Short problem 1:
Answer these questions about the article on the Retail Distribution Review:
(a) What position does David Bellamy hold at St. James's Place?
(b) On what date did the regulations take effect?
(c) How much did St. James's Place oversee for clients as of Sept. 30?
Short problem 2:
Reproduce everything in the article on the Retail Distribution Review from "The Retail Distribution" down to "of Sept. 30.", with no changes.

Source extract:
————

New regulations, including the U.K.’s Retail Distribution Review, make finding financial advice more complicated for wealth-management clients, according to St. James’s Place Plc’s David Bellamy.
“It’s just become more burdensome for people,” Bellamy, who is chief executive officer of the London-based wealth manager, said in a panel discussion at a Marketforce conference in London today. “It frightens people away from the market.”
The Retail Distribution Review, or RDR, culminated in rules designed to reduce mis-selling and build consumer confidence after a number of scandals linked to improper sales of some products. The regulations, which took effect on Dec. 31, require U.K. financial advisors to charge customers up-front fees and ban them from taking commissions from product providers.
The market for financial advice has become “transparent, but not simple,” St. James’s Place said in an investor presentation last month. The firm provides advice to individuals, trustees and businesses and oversaw 41.8 billion pounds ($68 billion) for clients as of Sept. 30.

————

Recorded data:
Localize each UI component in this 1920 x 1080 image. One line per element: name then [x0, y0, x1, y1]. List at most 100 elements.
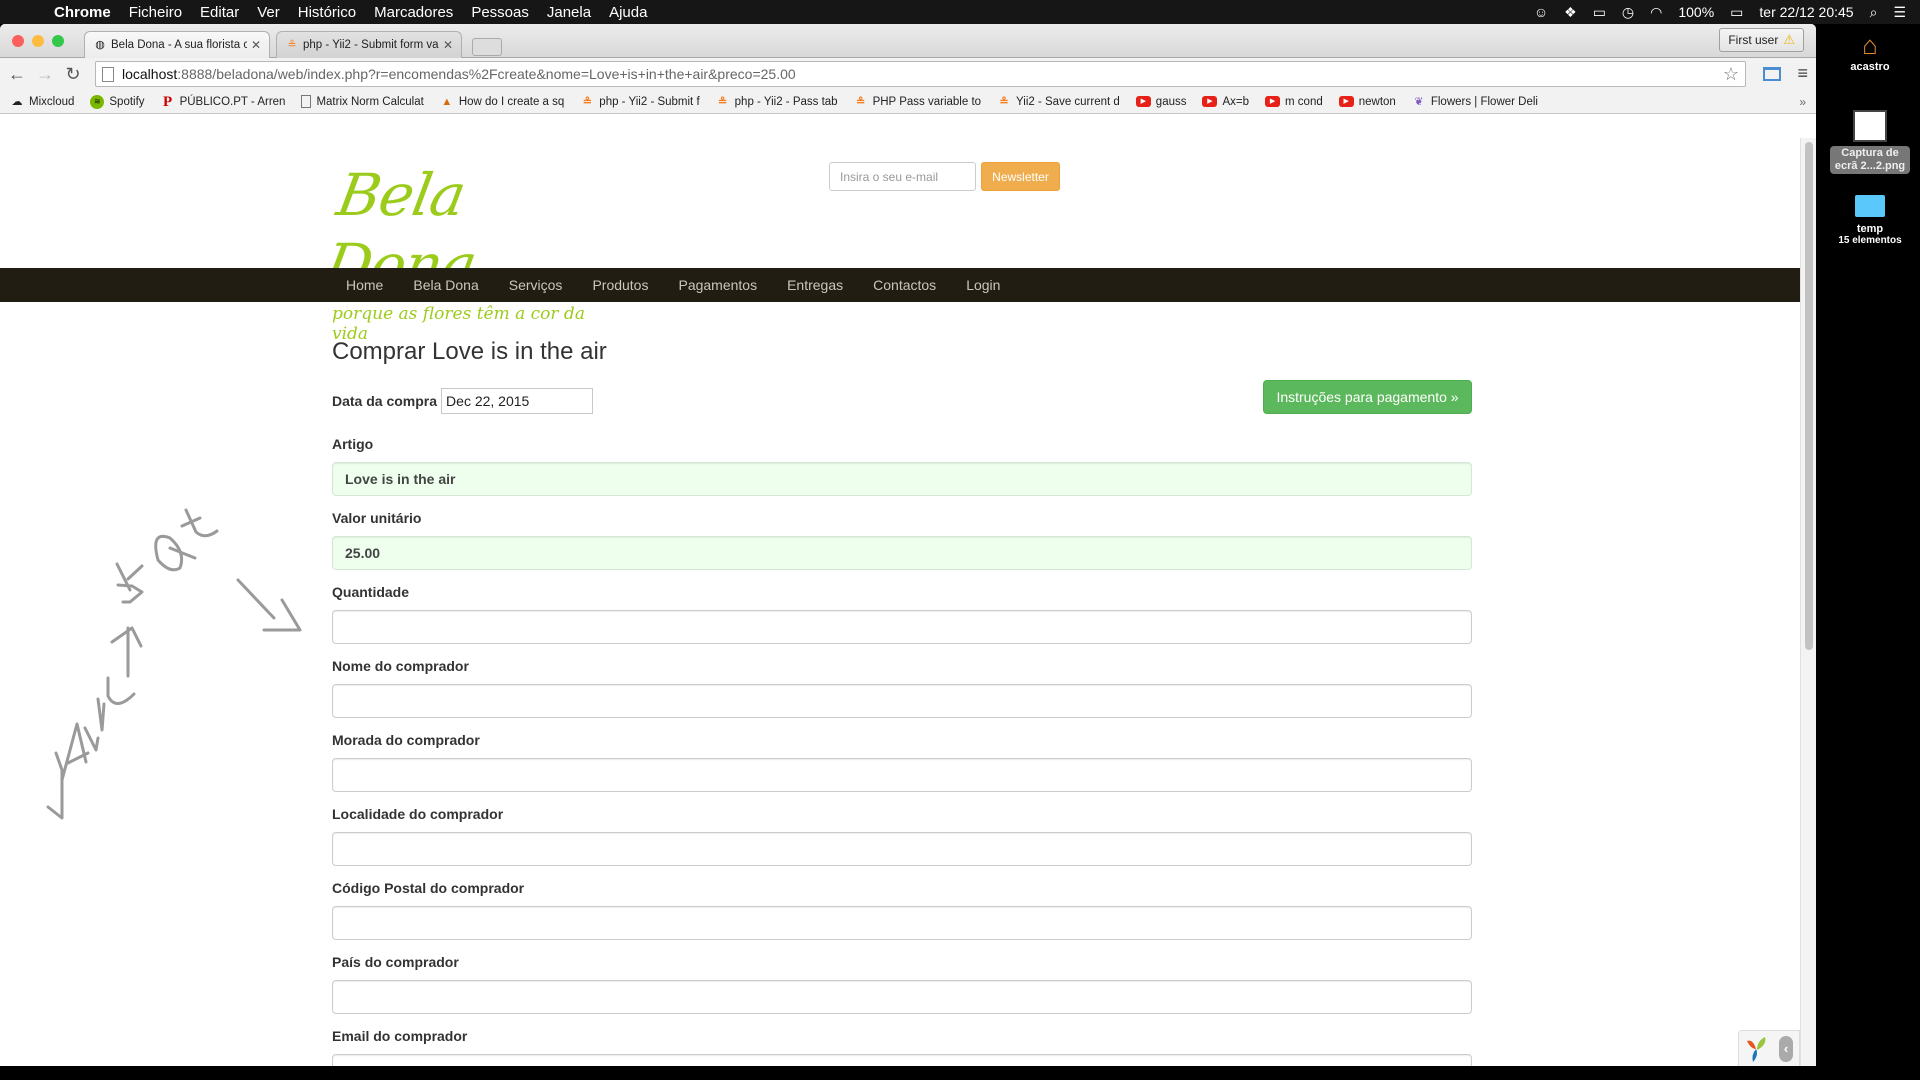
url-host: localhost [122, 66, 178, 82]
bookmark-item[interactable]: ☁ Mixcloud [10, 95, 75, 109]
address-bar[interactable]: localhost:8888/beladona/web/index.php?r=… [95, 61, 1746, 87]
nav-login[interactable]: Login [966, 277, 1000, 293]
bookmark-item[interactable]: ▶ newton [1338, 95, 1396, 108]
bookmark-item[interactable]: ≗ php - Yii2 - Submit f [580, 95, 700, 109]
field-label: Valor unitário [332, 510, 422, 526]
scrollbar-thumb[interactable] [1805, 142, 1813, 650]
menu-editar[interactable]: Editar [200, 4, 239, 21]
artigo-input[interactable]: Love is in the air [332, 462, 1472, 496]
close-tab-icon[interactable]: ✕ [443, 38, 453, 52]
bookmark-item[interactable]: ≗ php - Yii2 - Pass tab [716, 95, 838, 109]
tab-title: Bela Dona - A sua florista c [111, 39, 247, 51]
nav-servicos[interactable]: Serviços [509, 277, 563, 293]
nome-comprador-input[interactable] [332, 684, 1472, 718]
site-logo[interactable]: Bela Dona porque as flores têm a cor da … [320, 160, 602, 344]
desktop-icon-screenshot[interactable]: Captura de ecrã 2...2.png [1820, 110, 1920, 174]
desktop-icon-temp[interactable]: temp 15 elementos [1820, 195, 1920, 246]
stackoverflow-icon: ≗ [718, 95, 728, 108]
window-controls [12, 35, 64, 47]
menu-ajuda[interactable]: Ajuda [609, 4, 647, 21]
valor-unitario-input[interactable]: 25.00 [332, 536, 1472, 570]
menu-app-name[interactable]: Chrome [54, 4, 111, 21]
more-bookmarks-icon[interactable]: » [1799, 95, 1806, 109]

————

Final result 1:
(a) Chief executive officer
(b) Dec. 31
(c) 41.8 billion pounds ($68 billion)

Final result 2:
The Retail Distribution Review, or RDR, culminated in rules designed to reduce mis-selling and build consumer confidence after a number of scandals linked to improper sales of some products. The regulations, which took effect on Dec. 31, require U.K. financial advisors to charge customers up-front fees and ban them from taking commissions from product providers.
The market for financial advice has become “transparent, but not simple,” St. James’s Place said in an investor presentation last month. The firm provides advice to individuals, trustees and businesses and oversaw 41.8 billion pounds ($68 billion) for clients as of Sept. 30.